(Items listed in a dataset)
— BEGIN —

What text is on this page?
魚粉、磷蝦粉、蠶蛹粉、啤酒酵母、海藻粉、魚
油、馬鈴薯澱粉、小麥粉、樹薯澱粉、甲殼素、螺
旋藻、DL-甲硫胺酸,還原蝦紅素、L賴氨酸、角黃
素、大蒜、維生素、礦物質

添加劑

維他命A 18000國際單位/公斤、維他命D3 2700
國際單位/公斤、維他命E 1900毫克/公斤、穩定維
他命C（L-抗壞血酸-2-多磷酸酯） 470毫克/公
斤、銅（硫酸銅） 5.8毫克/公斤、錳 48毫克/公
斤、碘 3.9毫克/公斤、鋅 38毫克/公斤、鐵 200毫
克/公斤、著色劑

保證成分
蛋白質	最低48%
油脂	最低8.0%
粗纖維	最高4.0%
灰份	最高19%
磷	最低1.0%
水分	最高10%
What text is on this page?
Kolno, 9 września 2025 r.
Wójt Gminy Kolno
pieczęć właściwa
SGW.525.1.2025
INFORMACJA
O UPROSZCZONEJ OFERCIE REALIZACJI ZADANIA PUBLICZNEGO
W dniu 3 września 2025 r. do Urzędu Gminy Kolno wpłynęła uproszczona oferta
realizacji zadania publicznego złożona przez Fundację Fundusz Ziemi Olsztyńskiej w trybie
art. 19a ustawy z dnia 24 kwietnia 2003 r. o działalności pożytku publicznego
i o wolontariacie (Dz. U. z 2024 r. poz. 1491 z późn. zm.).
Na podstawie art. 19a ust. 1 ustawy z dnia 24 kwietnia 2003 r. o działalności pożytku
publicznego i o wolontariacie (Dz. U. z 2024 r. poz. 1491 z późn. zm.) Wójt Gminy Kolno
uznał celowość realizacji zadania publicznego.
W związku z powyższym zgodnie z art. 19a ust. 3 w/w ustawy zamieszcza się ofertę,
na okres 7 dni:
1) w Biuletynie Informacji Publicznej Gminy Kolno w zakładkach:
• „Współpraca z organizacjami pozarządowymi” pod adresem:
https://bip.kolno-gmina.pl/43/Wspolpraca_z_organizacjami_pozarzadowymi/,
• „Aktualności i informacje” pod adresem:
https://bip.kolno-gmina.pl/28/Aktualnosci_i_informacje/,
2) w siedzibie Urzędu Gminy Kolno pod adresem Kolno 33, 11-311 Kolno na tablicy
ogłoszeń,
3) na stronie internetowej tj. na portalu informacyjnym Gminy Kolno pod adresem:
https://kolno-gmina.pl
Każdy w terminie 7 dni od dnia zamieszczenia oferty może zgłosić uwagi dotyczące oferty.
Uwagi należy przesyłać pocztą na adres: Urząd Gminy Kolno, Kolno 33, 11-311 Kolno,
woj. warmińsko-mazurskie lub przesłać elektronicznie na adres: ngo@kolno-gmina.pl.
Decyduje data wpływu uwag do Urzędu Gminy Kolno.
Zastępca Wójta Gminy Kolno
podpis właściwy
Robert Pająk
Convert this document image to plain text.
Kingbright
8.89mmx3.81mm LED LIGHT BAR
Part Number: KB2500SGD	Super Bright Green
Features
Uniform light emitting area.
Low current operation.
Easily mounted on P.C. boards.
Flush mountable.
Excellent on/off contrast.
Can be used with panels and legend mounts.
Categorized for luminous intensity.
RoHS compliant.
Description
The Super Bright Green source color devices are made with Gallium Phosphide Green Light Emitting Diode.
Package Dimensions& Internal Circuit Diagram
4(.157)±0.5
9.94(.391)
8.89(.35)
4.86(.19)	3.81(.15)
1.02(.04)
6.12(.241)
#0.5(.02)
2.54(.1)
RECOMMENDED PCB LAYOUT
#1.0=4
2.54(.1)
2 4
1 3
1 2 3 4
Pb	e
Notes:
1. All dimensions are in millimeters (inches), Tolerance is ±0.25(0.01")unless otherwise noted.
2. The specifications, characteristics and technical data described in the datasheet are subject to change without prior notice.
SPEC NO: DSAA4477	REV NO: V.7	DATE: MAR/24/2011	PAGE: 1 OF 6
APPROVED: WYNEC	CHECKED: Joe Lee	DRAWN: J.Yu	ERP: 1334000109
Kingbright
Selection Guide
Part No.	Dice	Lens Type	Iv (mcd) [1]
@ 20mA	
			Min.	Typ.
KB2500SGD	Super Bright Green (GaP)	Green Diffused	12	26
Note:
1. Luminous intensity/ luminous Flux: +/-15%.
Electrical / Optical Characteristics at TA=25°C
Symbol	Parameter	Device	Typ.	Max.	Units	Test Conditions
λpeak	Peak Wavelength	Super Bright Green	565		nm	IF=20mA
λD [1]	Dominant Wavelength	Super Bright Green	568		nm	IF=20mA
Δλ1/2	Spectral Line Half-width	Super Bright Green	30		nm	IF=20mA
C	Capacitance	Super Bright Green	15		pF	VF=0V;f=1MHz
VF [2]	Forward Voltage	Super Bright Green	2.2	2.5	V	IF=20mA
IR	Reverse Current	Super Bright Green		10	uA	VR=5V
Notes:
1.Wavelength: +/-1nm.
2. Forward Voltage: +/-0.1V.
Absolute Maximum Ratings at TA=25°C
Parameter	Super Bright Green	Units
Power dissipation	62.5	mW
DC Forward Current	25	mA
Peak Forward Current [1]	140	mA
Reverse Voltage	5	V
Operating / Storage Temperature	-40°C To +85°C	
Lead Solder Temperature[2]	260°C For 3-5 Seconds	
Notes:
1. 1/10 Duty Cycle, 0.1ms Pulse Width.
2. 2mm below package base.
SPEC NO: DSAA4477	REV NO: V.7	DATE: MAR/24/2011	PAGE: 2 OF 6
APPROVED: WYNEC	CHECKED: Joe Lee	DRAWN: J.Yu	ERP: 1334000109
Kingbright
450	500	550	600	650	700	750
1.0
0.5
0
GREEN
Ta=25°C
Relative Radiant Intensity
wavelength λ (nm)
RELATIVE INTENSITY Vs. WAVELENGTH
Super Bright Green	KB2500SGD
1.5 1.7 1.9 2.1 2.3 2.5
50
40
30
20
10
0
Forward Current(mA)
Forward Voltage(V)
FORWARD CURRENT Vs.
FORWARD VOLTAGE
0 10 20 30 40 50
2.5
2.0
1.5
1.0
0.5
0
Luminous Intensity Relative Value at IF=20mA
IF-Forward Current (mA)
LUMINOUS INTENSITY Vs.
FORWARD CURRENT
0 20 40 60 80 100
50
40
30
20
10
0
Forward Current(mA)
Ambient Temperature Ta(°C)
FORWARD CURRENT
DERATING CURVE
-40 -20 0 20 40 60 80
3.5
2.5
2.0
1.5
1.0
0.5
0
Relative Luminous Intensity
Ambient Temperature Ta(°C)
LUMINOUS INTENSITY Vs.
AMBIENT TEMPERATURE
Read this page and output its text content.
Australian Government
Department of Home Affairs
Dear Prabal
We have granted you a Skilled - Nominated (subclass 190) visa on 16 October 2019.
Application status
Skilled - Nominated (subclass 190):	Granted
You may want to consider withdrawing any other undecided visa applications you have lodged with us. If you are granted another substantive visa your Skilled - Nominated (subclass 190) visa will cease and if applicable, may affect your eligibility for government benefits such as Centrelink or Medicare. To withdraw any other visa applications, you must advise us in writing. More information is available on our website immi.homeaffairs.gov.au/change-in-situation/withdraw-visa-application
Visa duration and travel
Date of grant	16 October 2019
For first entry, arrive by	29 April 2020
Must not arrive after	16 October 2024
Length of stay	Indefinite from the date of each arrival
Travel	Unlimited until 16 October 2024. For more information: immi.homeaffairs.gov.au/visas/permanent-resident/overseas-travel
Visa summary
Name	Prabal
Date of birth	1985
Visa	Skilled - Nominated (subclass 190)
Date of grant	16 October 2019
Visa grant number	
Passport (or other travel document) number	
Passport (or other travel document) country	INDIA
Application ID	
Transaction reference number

— END —

* **Aim of the task**
Repeat the material above in full, exactly as it stands.

* **Response below**
What text is on this page?
魚粉、磷蝦粉、蠶蛹粉、啤酒酵母、海藻粉、魚
油、馬鈴薯澱粉、小麥粉、樹薯澱粉、甲殼素、螺
旋藻、DL-甲硫胺酸,還原蝦紅素、L賴氨酸、角黃
素、大蒜、維生素、礦物質

添加劑

維他命A 18000國際單位/公斤、維他命D3 2700
國際單位/公斤、維他命E 1900毫克/公斤、穩定維
他命C（L-抗壞血酸-2-多磷酸酯） 470毫克/公
斤、銅（硫酸銅） 5.8毫克/公斤、錳 48毫克/公
斤、碘 3.9毫克/公斤、鋅 38毫克/公斤、鐵 200毫
克/公斤、著色劑

保證成分
蛋白質	最低48%
油脂	最低8.0%
粗纖維	最高4.0%
灰份	最高19%
磷	最低1.0%
水分	最高10%
What text is on this page?
Kolno, 9 września 2025 r.
Wójt Gminy Kolno
pieczęć właściwa
SGW.525.1.2025
INFORMACJA
O UPROSZCZONEJ OFERCIE REALIZACJI ZADANIA PUBLICZNEGO
W dniu 3 września 2025 r. do Urzędu Gminy Kolno wpłynęła uproszczona oferta
realizacji zadania publicznego złożona przez Fundację Fundusz Ziemi Olsztyńskiej w trybie
art. 19a ustawy z dnia 24 kwietnia 2003 r. o działalności pożytku publicznego
i o wolontariacie (Dz. U. z 2024 r. poz. 1491 z późn. zm.).
Na podstawie art. 19a ust. 1 ustawy z dnia 24 kwietnia 2003 r. o działalności pożytku
publicznego i o wolontariacie (Dz. U. z 2024 r. poz. 1491 z późn. zm.) Wójt Gminy Kolno
uznał celowość realizacji zadania publicznego.
W związku z powyższym zgodnie z art. 19a ust. 3 w/w ustawy zamieszcza się ofertę,
na okres 7 dni:
1) w Biuletynie Informacji Publicznej Gminy Kolno w zakładkach:
• „Współpraca z organizacjami pozarządowymi” pod adresem:
https://bip.kolno-gmina.pl/43/Wspolpraca_z_organizacjami_pozarzadowymi/,
• „Aktualności i informacje” pod adresem:
https://bip.kolno-gmina.pl/28/Aktualnosci_i_informacje/,
2) w siedzibie Urzędu Gminy Kolno pod adresem Kolno 33, 11-311 Kolno na tablicy
ogłoszeń,
3) na stronie internetowej tj. na portalu informacyjnym Gminy Kolno pod adresem:
https://kolno-gmina.pl
Każdy w terminie 7 dni od dnia zamieszczenia oferty może zgłosić uwagi dotyczące oferty.
Uwagi należy przesyłać pocztą na adres: Urząd Gminy Kolno, Kolno 33, 11-311 Kolno,
woj. warmińsko-mazurskie lub przesłać elektronicznie na adres: ngo@kolno-gmina.pl.
Decyduje data wpływu uwag do Urzędu Gminy Kolno.
Zastępca Wójta Gminy Kolno
podpis właściwy
Robert Pająk
Convert this document image to plain text.
Kingbright
8.89mmx3.81mm LED LIGHT BAR
Part Number: KB2500SGD	Super Bright Green
Features
Uniform light emitting area.
Low current operation.
Easily mounted on P.C. boards.
Flush mountable.
Excellent on/off contrast.
Can be used with panels and legend mounts.
Categorized for luminous intensity.
RoHS compliant.
Description
The Super Bright Green source color devices are made with Gallium Phosphide Green Light Emitting Diode.
Package Dimensions& Internal Circuit Diagram
4(.157)±0.5
9.94(.391)
8.89(.35)
4.86(.19)	3.81(.15)
1.02(.04)
6.12(.241)
#0.5(.02)
2.54(.1)
RECOMMENDED PCB LAYOUT
#1.0=4
2.54(.1)
2 4
1 3
1 2 3 4
Pb	e
Notes:
1. All dimensions are in millimeters (inches), Tolerance is ±0.25(0.01")unless otherwise noted.
2. The specifications, characteristics and technical data described in the datasheet are subject to change without prior notice.
SPEC NO: DSAA4477	REV NO: V.7	DATE: MAR/24/2011	PAGE: 1 OF 6
APPROVED: WYNEC	CHECKED: Joe Lee	DRAWN: J.Yu	ERP: 1334000109
Kingbright
Selection Guide
Part No.	Dice	Lens Type	Iv (mcd) [1]
@ 20mA	
			Min.	Typ.
KB2500SGD	Super Bright Green (GaP)	Green Diffused	12	26
Note:
1. Luminous intensity/ luminous Flux: +/-15%.
Electrical / Optical Characteristics at TA=25°C
Symbol	Parameter	Device	Typ.	Max.	Units	Test Conditions
λpeak	Peak Wavelength	Super Bright Green	565		nm	IF=20mA
λD [1]	Dominant Wavelength	Super Bright Green	568		nm	IF=20mA
Δλ1/2	Spectral Line Half-width	Super Bright Green	30		nm	IF=20mA
C	Capacitance	Super Bright Green	15		pF	VF=0V;f=1MHz
VF [2]	Forward Voltage	Super Bright Green	2.2	2.5	V	IF=20mA
IR	Reverse Current	Super Bright Green		10	uA	VR=5V
Notes:
1.Wavelength: +/-1nm.
2. Forward Voltage: +/-0.1V.
Absolute Maximum Ratings at TA=25°C
Parameter	Super Bright Green	Units
Power dissipation	62.5	mW
DC Forward Current	25	mA
Peak Forward Current [1]	140	mA
Reverse Voltage	5	V
Operating / Storage Temperature	-40°C To +85°C	
Lead Solder Temperature[2]	260°C For 3-5 Seconds	
Notes:
1. 1/10 Duty Cycle, 0.1ms Pulse Width.
2. 2mm below package base.
SPEC NO: DSAA4477	REV NO: V.7	DATE: MAR/24/2011	PAGE: 2 OF 6
APPROVED: WYNEC	CHECKED: Joe Lee	DRAWN: J.Yu	ERP: 1334000109
Kingbright
450	500	550	600	650	700	750
1.0
0.5
0
GREEN
Ta=25°C
Relative Radiant Intensity
wavelength λ (nm)
RELATIVE INTENSITY Vs. WAVELENGTH
Super Bright Green	KB2500SGD
1.5 1.7 1.9 2.1 2.3 2.5
50
40
30
20
10
0
Forward Current(mA)
Forward Voltage(V)
FORWARD CURRENT Vs.
FORWARD VOLTAGE
0 10 20 30 40 50
2.5
2.0
1.5
1.0
0.5
0
Luminous Intensity Relative Value at IF=20mA
IF-Forward Current (mA)
LUMINOUS INTENSITY Vs.
FORWARD CURRENT
0 20 40 60 80 100
50
40
30
20
10
0
Forward Current(mA)
Ambient Temperature Ta(°C)
FORWARD CURRENT
DERATING CURVE
-40 -20 0 20 40 60 80
3.5
2.5
2.0
1.5
1.0
0.5
0
Relative Luminous Intensity
Ambient Temperature Ta(°C)
LUMINOUS INTENSITY Vs.
AMBIENT TEMPERATURE
Read this page and output its text content.
Australian Government
Department of Home Affairs
Dear Prabal
We have granted you a Skilled - Nominated (subclass 190) visa on 16 October 2019.
Application status
Skilled - Nominated (subclass 190):	Granted
You may want to consider withdrawing any other undecided visa applications you have lodged with us. If you are granted another substantive visa your Skilled - Nominated (subclass 190) visa will cease and if applicable, may affect your eligibility for government benefits such as Centrelink or Medicare. To withdraw any other visa applications, you must advise us in writing. More information is available on our website immi.homeaffairs.gov.au/change-in-situation/withdraw-visa-application
Visa duration and travel
Date of grant	16 October 2019
For first entry, arrive by	29 April 2020
Must not arrive after	16 October 2024
Length of stay	Indefinite from the date of each arrival
Travel	Unlimited until 16 October 2024. For more information: immi.homeaffairs.gov.au/visas/permanent-resident/overseas-travel
Visa summary
Name	Prabal
Date of birth	1985
Visa	Skilled - Nominated (subclass 190)
Date of grant	16 October 2019
Visa grant number	
Passport (or other travel document) number	
Passport (or other travel document) country	INDIA
Application ID	
Transaction reference number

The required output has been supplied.